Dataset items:
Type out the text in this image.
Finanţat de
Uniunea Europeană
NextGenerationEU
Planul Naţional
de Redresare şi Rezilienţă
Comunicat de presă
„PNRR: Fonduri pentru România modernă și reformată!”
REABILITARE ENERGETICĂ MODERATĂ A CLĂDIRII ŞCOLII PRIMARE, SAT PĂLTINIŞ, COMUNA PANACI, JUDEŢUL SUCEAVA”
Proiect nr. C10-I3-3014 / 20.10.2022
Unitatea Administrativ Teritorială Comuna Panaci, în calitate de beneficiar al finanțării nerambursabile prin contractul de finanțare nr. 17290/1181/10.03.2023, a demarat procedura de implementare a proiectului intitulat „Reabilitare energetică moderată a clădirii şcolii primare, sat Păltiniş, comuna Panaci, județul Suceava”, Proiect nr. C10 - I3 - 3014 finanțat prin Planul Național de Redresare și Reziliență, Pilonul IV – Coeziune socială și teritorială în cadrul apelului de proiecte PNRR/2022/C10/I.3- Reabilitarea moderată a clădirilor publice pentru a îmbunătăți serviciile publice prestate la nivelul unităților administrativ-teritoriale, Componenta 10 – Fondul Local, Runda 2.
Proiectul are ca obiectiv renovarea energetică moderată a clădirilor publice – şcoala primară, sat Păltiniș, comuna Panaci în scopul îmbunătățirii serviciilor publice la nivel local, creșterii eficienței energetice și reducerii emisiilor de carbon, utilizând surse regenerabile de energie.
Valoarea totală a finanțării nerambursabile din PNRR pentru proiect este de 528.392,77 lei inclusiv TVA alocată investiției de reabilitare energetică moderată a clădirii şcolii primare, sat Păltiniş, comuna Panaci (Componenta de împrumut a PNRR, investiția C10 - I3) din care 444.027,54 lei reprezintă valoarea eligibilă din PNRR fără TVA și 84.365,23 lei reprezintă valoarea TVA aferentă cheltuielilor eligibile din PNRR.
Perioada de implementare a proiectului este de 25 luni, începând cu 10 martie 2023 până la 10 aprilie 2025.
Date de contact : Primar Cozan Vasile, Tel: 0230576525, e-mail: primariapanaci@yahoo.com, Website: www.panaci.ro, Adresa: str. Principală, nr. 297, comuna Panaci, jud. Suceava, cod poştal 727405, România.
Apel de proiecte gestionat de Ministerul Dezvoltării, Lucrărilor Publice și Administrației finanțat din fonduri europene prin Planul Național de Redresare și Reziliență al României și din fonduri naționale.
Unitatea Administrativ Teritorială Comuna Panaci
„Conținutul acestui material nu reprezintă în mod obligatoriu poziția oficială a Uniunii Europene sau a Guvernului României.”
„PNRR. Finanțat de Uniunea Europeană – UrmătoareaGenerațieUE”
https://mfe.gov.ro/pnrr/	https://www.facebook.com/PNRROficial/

==

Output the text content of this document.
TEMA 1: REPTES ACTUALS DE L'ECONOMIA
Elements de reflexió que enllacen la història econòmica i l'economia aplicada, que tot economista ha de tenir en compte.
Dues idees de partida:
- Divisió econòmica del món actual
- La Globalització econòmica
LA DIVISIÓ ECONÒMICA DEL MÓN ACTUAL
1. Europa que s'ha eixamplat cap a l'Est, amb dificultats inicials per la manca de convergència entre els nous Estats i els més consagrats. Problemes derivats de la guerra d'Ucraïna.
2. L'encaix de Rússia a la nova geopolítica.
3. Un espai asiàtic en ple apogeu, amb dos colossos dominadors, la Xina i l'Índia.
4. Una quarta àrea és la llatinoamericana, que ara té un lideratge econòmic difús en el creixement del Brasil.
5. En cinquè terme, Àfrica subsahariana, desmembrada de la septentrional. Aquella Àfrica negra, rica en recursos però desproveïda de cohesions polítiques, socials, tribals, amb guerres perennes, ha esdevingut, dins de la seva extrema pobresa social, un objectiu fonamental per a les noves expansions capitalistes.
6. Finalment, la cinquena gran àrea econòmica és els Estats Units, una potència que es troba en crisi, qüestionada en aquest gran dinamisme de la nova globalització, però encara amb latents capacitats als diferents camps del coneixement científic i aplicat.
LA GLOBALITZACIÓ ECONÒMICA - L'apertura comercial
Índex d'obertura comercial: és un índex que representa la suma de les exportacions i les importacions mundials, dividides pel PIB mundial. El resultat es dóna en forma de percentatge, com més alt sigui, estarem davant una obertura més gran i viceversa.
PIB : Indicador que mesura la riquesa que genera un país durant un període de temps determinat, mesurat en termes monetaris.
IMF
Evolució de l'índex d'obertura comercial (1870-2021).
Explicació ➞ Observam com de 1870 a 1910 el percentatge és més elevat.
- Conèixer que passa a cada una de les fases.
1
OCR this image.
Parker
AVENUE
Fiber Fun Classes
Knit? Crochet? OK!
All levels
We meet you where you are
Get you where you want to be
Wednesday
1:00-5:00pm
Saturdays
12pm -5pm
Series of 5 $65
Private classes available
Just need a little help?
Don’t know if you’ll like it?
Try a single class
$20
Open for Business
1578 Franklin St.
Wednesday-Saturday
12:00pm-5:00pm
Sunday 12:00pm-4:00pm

Given exercise - All lines holding the word "este" should be picked out and copied.

Task response -
Valoarea totală a finanțării nerambursabile din PNRR pentru proiect este de 528.392,77 lei inclusiv TVA alocată investiției de reabilitare energetică moderată a clădirii şcolii primare, sat Păltiniş, comuna Panaci (Componenta de împrumut a PNRR, investiția C10 - I3) din care 444.027,54 lei reprezintă valoarea eligibilă din PNRR fără TVA și 84.365,23 lei reprezintă valoarea TVA aferentă cheltuielilor eligibile din PNRR.
Perioada de implementare a proiectului este de 25 luni, începând cu 10 martie 2023 până la 10 aprilie 2025.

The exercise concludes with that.